##### Recorded information #####

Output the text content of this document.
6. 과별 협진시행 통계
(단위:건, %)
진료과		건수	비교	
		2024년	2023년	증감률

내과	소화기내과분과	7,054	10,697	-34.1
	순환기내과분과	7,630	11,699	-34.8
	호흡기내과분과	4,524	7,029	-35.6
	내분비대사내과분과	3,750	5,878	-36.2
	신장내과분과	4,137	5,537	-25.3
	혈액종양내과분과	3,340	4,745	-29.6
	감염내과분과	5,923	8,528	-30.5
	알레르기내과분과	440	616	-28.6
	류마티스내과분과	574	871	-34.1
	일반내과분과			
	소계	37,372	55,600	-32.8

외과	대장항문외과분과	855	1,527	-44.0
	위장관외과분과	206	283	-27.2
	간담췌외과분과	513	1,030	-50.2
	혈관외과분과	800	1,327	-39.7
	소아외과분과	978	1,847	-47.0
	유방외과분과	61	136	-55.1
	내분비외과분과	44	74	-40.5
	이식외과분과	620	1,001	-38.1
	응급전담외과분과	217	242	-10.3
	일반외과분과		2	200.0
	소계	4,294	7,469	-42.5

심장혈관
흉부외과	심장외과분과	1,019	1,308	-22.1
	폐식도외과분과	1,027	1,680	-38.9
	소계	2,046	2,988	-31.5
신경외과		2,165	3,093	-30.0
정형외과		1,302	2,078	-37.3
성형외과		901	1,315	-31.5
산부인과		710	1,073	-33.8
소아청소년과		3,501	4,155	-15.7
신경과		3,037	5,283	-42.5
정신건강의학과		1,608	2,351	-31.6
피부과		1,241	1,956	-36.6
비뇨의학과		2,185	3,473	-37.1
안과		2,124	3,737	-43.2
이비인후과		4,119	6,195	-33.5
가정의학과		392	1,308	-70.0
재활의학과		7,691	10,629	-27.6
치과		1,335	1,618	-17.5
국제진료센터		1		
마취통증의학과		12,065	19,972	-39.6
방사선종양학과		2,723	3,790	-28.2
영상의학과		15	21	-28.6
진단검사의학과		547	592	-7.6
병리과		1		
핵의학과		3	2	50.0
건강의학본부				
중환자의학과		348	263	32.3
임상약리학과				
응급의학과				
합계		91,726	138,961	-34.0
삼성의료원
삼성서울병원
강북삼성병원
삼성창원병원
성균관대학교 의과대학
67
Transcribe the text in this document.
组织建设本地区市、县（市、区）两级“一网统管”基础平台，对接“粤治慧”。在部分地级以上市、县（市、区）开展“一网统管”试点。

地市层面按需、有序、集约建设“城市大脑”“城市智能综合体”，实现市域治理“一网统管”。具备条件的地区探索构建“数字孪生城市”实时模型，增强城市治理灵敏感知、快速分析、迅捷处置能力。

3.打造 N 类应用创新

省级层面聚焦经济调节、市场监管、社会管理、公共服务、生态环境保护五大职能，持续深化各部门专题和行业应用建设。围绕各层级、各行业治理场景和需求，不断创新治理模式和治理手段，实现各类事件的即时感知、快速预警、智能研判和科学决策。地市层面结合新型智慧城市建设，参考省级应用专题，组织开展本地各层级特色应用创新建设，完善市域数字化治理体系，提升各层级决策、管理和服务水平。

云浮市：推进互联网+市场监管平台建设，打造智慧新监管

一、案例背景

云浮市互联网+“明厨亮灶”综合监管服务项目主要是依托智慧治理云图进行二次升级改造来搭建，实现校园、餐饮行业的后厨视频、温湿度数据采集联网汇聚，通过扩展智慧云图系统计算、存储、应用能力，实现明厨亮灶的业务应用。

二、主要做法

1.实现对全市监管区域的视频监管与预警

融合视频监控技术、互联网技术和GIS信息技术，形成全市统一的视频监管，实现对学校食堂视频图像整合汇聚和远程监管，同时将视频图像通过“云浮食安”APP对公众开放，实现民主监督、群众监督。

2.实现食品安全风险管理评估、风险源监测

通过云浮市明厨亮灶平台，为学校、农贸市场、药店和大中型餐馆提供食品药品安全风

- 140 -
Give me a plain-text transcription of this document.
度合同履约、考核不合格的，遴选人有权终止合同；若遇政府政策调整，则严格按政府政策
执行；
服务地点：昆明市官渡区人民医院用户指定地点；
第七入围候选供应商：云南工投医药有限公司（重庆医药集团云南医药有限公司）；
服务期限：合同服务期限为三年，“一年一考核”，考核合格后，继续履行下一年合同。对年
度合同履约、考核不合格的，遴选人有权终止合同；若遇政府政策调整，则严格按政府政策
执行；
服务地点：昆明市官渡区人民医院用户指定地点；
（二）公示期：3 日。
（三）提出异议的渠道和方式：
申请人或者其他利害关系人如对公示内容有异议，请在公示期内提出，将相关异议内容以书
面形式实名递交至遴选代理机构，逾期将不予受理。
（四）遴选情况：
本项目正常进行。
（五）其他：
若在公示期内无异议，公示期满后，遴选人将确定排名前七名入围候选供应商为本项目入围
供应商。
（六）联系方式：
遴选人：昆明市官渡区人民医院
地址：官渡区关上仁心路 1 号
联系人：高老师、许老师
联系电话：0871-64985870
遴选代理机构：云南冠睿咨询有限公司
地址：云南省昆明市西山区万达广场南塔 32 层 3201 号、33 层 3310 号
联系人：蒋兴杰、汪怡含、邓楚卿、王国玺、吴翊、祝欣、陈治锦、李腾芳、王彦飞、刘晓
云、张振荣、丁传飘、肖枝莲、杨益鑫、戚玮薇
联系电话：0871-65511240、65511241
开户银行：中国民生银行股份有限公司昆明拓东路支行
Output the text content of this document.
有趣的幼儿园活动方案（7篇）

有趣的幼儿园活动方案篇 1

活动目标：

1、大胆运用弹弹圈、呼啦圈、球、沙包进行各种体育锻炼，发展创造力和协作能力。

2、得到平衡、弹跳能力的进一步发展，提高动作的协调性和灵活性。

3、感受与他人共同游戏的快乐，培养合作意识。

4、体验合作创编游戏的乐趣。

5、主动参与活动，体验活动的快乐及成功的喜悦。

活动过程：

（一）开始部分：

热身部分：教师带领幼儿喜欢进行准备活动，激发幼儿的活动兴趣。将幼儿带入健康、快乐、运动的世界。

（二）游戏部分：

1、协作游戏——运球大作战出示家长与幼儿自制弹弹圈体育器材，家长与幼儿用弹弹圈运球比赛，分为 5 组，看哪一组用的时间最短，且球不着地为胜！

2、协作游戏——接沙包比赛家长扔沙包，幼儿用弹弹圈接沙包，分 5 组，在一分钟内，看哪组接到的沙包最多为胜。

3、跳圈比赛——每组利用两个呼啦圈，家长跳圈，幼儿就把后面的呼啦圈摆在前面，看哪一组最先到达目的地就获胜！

#####

Check each line above for "document" and return the ones that have it.

Output the text content of this document.
Transcribe the text in this document.
Give me a plain-text transcription of this document.
Output the text content of this document.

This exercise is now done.